### Challenge
Every line of the data that contains the string "nourrisson" must be copied.

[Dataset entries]
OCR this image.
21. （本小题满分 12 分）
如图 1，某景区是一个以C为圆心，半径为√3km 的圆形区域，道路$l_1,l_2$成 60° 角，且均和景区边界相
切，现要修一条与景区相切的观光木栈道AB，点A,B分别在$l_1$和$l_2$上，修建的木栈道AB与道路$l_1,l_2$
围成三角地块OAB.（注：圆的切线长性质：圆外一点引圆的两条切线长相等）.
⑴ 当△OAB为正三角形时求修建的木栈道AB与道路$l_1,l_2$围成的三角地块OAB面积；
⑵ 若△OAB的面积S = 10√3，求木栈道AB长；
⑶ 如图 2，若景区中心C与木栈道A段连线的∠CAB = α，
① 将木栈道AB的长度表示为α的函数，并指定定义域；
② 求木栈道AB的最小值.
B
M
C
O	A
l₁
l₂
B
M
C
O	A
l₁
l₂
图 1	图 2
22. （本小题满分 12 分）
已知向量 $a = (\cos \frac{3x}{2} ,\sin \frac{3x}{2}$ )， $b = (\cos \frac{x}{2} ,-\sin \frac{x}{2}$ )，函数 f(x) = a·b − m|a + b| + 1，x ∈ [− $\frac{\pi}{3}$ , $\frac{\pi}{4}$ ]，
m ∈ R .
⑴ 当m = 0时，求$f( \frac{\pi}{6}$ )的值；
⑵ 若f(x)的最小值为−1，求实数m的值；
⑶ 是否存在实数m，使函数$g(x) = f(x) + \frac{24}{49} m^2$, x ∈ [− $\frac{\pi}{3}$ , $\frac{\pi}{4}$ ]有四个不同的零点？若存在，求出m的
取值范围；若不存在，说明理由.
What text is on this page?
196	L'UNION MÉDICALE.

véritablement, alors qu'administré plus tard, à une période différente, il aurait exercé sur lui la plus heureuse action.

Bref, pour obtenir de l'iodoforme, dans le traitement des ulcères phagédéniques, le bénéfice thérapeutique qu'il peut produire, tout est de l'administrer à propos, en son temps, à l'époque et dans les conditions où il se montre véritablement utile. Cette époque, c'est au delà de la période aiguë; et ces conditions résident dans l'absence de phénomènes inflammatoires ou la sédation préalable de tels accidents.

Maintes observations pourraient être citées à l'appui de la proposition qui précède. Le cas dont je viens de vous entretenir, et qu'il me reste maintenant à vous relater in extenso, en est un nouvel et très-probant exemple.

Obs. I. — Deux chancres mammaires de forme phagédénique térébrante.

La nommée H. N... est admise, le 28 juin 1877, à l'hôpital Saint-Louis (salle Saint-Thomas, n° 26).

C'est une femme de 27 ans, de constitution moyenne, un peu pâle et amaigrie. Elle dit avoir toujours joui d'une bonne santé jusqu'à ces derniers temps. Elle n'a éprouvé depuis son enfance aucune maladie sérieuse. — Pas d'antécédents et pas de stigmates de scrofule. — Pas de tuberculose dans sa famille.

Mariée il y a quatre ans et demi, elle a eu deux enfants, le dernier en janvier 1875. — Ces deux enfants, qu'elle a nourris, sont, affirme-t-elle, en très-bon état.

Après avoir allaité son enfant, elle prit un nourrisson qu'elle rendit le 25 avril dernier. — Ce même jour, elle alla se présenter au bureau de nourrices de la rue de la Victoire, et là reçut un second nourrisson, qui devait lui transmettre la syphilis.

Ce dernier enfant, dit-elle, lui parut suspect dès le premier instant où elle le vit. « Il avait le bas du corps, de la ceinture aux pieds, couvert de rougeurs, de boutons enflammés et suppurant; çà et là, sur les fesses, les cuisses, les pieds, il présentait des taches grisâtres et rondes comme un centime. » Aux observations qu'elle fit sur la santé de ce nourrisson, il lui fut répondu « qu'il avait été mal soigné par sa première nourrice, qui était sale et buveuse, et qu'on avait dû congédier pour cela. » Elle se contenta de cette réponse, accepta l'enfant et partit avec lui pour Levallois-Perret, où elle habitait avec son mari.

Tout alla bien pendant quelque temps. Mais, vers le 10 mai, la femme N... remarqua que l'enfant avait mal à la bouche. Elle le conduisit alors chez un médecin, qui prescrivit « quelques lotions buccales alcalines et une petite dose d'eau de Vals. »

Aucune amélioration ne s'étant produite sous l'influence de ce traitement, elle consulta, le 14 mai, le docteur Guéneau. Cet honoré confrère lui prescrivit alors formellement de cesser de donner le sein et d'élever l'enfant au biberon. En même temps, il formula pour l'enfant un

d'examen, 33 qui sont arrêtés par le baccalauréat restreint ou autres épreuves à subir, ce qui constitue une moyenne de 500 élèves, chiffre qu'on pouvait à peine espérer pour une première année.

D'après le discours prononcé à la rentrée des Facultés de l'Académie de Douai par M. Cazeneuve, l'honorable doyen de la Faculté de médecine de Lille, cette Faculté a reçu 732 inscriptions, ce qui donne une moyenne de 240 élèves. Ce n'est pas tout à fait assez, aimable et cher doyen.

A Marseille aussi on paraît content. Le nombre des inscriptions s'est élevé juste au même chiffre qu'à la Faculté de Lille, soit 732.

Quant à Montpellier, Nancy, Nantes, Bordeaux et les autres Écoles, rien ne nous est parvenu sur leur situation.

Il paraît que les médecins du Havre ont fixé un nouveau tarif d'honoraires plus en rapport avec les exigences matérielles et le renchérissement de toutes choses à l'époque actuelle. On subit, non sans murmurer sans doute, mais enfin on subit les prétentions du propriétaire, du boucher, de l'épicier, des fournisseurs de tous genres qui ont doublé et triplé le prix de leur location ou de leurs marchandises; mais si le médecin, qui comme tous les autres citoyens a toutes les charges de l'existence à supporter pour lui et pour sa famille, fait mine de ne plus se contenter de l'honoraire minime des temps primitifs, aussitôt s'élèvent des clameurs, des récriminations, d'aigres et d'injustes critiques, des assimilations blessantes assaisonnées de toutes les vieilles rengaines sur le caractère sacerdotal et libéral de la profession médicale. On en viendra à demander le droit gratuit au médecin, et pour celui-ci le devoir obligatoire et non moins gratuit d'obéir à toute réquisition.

### Result of the exercise
Après avoir allaité son enfant, elle prit un nourrisson qu'elle rendit le 25 avril dernier. — Ce même jour, elle alla se présenter au bureau de nourrices de la rue de la Victoire, et là reçut un second nourrisson, qui devait lui transmettre la syphilis.
Ce dernier enfant, dit-elle, lui parut suspect dès le premier instant où elle le vit. « Il avait le bas du corps, de la ceinture aux pieds, couvert de rougeurs, de boutons enflammés et suppurant; çà et là, sur les fesses, les cuisses, les pieds, il présentait des taches grisâtres et rondes comme un centime. » Aux observations qu'elle fit sur la santé de ce nourrisson, il lui fut répondu « qu'il avait été mal soigné par sa première nourrice, qui était sale et buveuse, et qu'on avait dû congédier pour cela. » Elle se contenta de cette réponse, accepta l'enfant et partit avec lui pour Levallois-Perret, où elle habitait avec son mari.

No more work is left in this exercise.